## YOUR OBJECTIVE:
Take each line containing the word "себѣ" and copy it.

## Start

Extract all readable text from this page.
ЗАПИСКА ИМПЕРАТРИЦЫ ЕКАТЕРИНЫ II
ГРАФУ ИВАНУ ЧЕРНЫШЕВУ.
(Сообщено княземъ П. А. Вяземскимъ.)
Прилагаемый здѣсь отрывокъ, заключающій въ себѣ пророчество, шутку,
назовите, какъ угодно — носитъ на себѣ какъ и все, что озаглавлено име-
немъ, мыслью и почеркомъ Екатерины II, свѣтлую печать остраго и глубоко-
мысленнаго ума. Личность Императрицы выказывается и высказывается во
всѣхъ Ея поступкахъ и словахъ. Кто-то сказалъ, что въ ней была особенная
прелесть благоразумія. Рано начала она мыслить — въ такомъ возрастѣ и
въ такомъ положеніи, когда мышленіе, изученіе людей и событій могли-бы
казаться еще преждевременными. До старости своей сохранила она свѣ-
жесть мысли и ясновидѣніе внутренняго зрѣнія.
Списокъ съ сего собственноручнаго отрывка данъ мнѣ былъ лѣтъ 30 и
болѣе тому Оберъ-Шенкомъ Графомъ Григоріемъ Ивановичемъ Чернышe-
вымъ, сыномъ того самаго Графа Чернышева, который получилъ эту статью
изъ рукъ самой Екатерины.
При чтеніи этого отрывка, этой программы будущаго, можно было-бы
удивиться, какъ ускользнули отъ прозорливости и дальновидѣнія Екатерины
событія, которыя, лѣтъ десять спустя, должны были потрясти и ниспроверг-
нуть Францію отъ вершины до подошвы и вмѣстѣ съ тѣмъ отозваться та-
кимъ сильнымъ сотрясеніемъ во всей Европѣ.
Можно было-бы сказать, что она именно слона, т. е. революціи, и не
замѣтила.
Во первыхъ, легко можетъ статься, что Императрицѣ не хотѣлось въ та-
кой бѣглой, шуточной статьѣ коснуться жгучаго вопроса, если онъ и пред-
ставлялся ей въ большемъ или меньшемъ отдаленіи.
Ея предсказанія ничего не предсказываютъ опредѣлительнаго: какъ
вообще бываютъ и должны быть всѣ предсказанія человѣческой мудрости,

## End

## RESULT FOR THIS TASK:
Прилагаемый здѣсь отрывокъ, заключающій въ себѣ пророчество, шутку,
назовите, какъ угодно — носитъ на себѣ какъ и все, что озаглавлено име-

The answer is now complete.